**Exercise requirements:** Which lines in the records below contain the string "text"? Return each of them in full.

**Records to use:**
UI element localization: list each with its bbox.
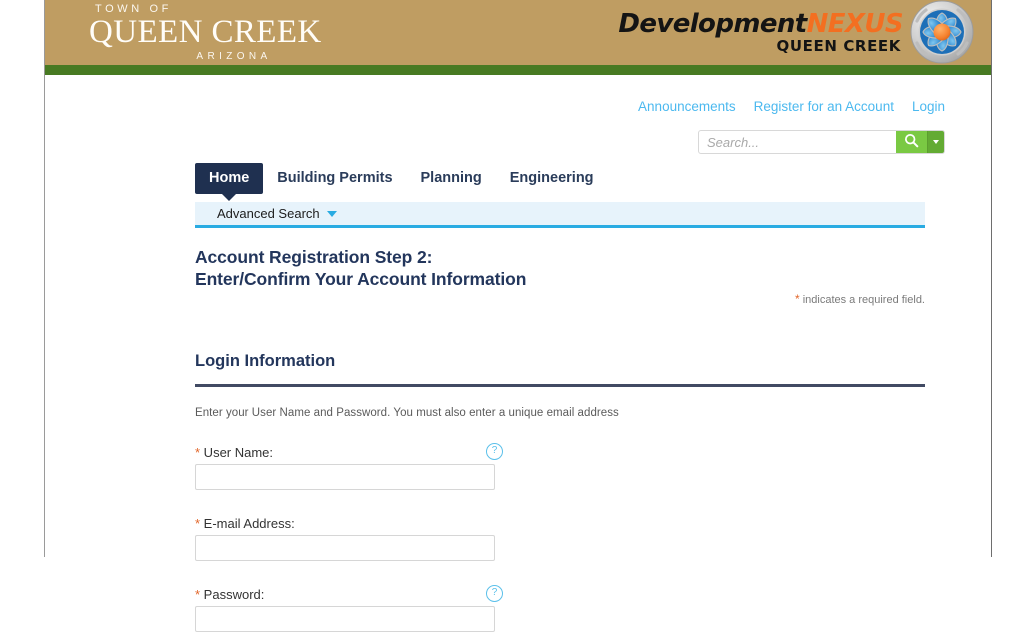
chevron-down-icon[interactable] (326, 210, 337, 217)
page-title-line1: Account Registration Step 2: (195, 247, 433, 267)
advanced-search-bar[interactable]: Advanced Search (195, 202, 925, 228)
required-field-note: * indicates a required field. (795, 292, 925, 306)
section-divider (195, 384, 925, 387)
help-icon[interactable]: ? (486, 585, 503, 602)
search-input[interactable] (699, 131, 896, 153)
email-address-input[interactable] (195, 535, 495, 561)
field-label-user-name: * User Name: (195, 445, 495, 460)
site-header-banner: TOWN OF QUEEN CREEK ARIZONA DevelopmentN… (45, 0, 991, 65)
help-icon[interactable]: ? (486, 443, 503, 460)
page-title-line2: Enter/Confirm Your Account Information (195, 269, 527, 289)
logo-arizona-text: ARIZONA (196, 51, 272, 62)
nav-link-login[interactable]: Login (912, 99, 945, 114)
global-search (698, 130, 945, 154)
tab-home[interactable]: Home (195, 163, 264, 194)
field-email-address: * E-mail Address: (195, 516, 495, 561)
header-green-divider (45, 65, 991, 75)
field-label-text: Password: (200, 587, 265, 602)
nexus-subtitle-text: QUEEN CREEK (776, 37, 901, 55)
nexus-nexus-text: NEXUS (806, 9, 904, 39)
search-options-button[interactable] (927, 131, 944, 153)
required-note-text: indicates a required field. (799, 294, 925, 306)
field-label-email-address: * E-mail Address: (195, 516, 495, 531)
development-nexus-wordmark: DevelopmentNEXUS QUEEN CREEK (618, 11, 903, 55)
field-password: * Password: ? (195, 585, 503, 632)
utility-nav: Announcements Register for an Account Lo… (638, 99, 945, 114)
chevron-down-icon (933, 140, 939, 144)
nexus-wheel-icon (909, 0, 975, 65)
password-input[interactable] (195, 606, 495, 632)
search-button[interactable] (896, 131, 927, 153)
field-user-name: * User Name: ? (195, 443, 503, 490)
nexus-development-text: Development (618, 9, 807, 39)
development-nexus-logo: DevelopmentNEXUS QUEEN CREEK (618, 0, 975, 65)
tab-engineering[interactable]: Engineering (496, 163, 608, 194)
tab-planning[interactable]: Planning (407, 163, 496, 194)
section-description: Enter your User Name and Password. You m… (195, 407, 619, 419)
logo-queen-creek-text: QUEEN CREEK (89, 14, 322, 50)
field-label-text: User Name: (200, 445, 274, 460)
user-name-input[interactable] (195, 464, 495, 490)
tab-building-permits[interactable]: Building Permits (263, 163, 406, 194)
main-tab-bar: Home Building Permits Planning Engineeri… (195, 163, 608, 194)
search-icon (904, 133, 919, 151)
nav-link-announcements[interactable]: Announcements (638, 99, 736, 114)
nav-link-register-for-an-account[interactable]: Register for an Account (754, 99, 894, 114)
field-label-text: E-mail Address: (200, 516, 295, 531)
field-label-password: * Password: (195, 587, 495, 602)
section-title-login-information: Login Information (195, 352, 336, 370)
nexus-title-line: DevelopmentNEXUS (618, 11, 903, 38)
advanced-search-label[interactable]: Advanced Search (195, 206, 320, 221)
town-of-queen-creek-logo: TOWN OF QUEEN CREEK ARIZONA (89, 2, 349, 65)
main-content: Account Registration Step 2: Enter/Confi… (195, 246, 925, 632)
page-title: Account Registration Step 2: Enter/Confi… (195, 246, 925, 290)
page-frame: TOWN OF QUEEN CREEK ARIZONA DevelopmentN… (44, 0, 992, 632)
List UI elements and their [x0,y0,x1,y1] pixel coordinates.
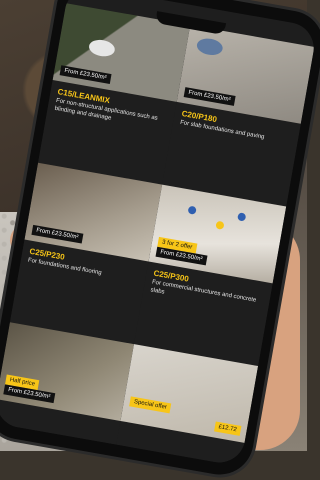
price-label: From £23.50/m² [59,65,112,84]
price-label: £12.72 [213,421,242,436]
product-card[interactable]: 3 for 2 offer From £23.50/m² C25/P300 Fo… [133,184,287,367]
price-label: From £23.50/m² [183,87,236,106]
product-card[interactable]: Half price From £23.50/m² [0,322,134,445]
price-label: From £23.50/m² [31,224,84,244]
offer-badge: Special offer [129,396,172,414]
product-card[interactable]: From £23.50/m² C20/P180 For slab foundat… [162,25,315,207]
product-card[interactable]: Special offer £12.72 [116,344,259,467]
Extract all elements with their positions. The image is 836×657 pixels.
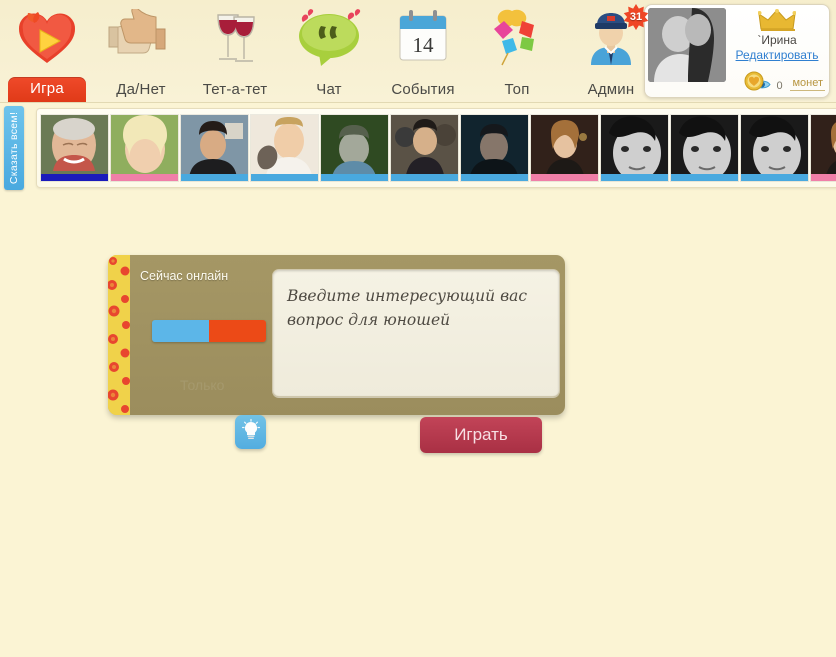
admin-badge-count: 31 — [629, 11, 643, 23]
nav-item-sobytiya[interactable]: 14 События — [376, 2, 470, 102]
nav-item-igra[interactable]: Игра — [0, 2, 94, 102]
nav-item-top-label: Топ — [504, 81, 530, 98]
thumbs-updown-icon — [94, 4, 188, 72]
wine-glasses-icon — [188, 4, 282, 72]
nav-item-igra-label: Игра — [8, 77, 86, 102]
main-navigation: Игра Да/Нет Тет-а-тет Чат 14 События Топ… — [0, 0, 660, 102]
list-item[interactable] — [741, 115, 808, 181]
hint-button[interactable] — [235, 415, 266, 449]
gender-bar — [251, 174, 318, 181]
gender-bar — [41, 174, 108, 181]
avatar[interactable] — [648, 8, 726, 82]
gender-bar — [111, 174, 178, 181]
online-now-label: Сейчас онлайн — [140, 269, 229, 283]
question-input[interactable]: Введите интересующий вас вопрос для юнош… — [272, 269, 560, 397]
stars-balloons-icon — [470, 4, 564, 72]
crown-icon — [730, 8, 824, 32]
coin-heart-icon — [744, 71, 764, 96]
gender-bar — [601, 174, 668, 181]
list-item[interactable] — [251, 115, 318, 181]
online-users-strip — [36, 108, 836, 188]
speech-bubble-icon — [282, 4, 376, 72]
lightbulb-icon — [241, 418, 261, 447]
gender-bar — [391, 174, 458, 181]
say-to-all-tab[interactable]: Сказать всем! — [4, 106, 24, 190]
gender-toggle[interactable] — [152, 320, 266, 342]
header: Игра Да/Нет Тет-а-тет Чат 14 События Топ… — [0, 0, 836, 103]
nav-item-chat[interactable]: Чат — [282, 2, 376, 102]
list-item[interactable] — [461, 115, 528, 181]
nav-item-admin-label: Админ — [587, 81, 635, 98]
gender-bar — [321, 174, 388, 181]
heart-play-icon — [0, 4, 94, 72]
question-card: Сейчас онлайн Только Введите интересующи… — [108, 255, 565, 415]
gender-bar — [811, 174, 836, 181]
nav-item-sobytiya-label: События — [391, 81, 455, 98]
coins-counter[interactable]: монет — [744, 71, 825, 96]
list-item[interactable] — [601, 115, 668, 181]
profile-panel: `Ирина Редактировать 0 монет — [644, 4, 830, 98]
list-item[interactable] — [391, 115, 458, 181]
list-item[interactable] — [111, 115, 178, 181]
app-root: Игра Да/Нет Тет-а-тет Чат 14 События Топ… — [0, 0, 836, 657]
gender-toggle-male[interactable] — [152, 320, 209, 342]
nav-item-chat-label: Чат — [316, 81, 342, 98]
list-item[interactable] — [321, 115, 388, 181]
list-item[interactable] — [41, 115, 108, 181]
gender-bar — [671, 174, 738, 181]
coins-label: монет — [790, 76, 825, 91]
nav-item-danet-label: Да/Нет — [116, 81, 166, 98]
list-item[interactable] — [811, 115, 836, 181]
admin-badge: 31 — [623, 4, 649, 30]
nav-item-danet[interactable]: Да/Нет — [94, 2, 188, 102]
calendar-icon: 14 — [376, 4, 470, 72]
profile-name: `Ирина — [757, 33, 797, 47]
say-to-all-label: Сказать всем! — [8, 111, 20, 185]
nav-item-top[interactable]: Топ — [470, 2, 564, 102]
play-button[interactable]: Играть — [420, 417, 542, 453]
question-card-body: Сейчас онлайн Только Введите интересующи… — [130, 255, 565, 415]
gender-bar — [461, 174, 528, 181]
ghost-label: Только — [180, 377, 225, 393]
list-item[interactable] — [181, 115, 248, 181]
calendar-day: 14 — [413, 33, 435, 57]
profile-details: `Ирина Редактировать 0 монет — [726, 5, 829, 97]
gender-toggle-female[interactable] — [209, 320, 266, 342]
edit-profile-link[interactable]: Редактировать — [730, 48, 824, 62]
nav-item-tetatet-label: Тет-а-тет — [202, 81, 268, 98]
heart-pattern-strip — [108, 255, 130, 415]
gender-bar — [741, 174, 808, 181]
gender-bar — [181, 174, 248, 181]
list-item[interactable] — [671, 115, 738, 181]
gender-bar — [531, 174, 598, 181]
play-button-label: Играть — [454, 425, 508, 444]
list-item[interactable] — [531, 115, 598, 181]
nav-item-tetatet[interactable]: Тет-а-тет — [188, 2, 282, 102]
question-placeholder: Введите интересующий вас вопрос для юнош… — [287, 287, 528, 330]
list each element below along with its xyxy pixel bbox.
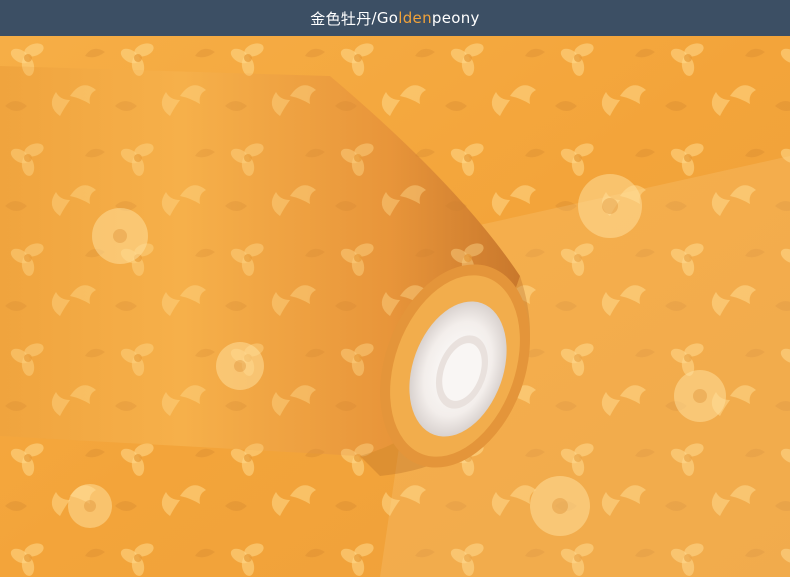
product-photo [0,36,790,577]
title-bar: 金色牡丹 / Go lden peony [0,0,790,36]
title-english-part-a: Go [376,9,399,27]
title-english-part-b: peony [431,9,480,27]
title-chinese: 金色牡丹 [310,9,372,28]
wallpaper-roll-illustration [0,36,790,577]
title-english-highlight: lden [398,9,432,27]
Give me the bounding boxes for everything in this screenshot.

**Result for this task:**
logo-arizona-text: ARIZONA (196, 51, 272, 62)
field-label-text: Password: (200, 587, 265, 602)
nexus-subtitle-text: QUEEN CREEK (776, 37, 901, 55)
nexus-nexus-text: NEXUS (806, 9, 904, 39)
required-note-text: indicates a required field. (799, 294, 925, 306)
nexus-development-text: Development (618, 9, 807, 39)
logo-queen-creek-text: QUEEN CREEK (89, 14, 322, 50)
field-label-text: User Name: (200, 445, 274, 460)
field-label-text: E-mail Address: (200, 516, 295, 531)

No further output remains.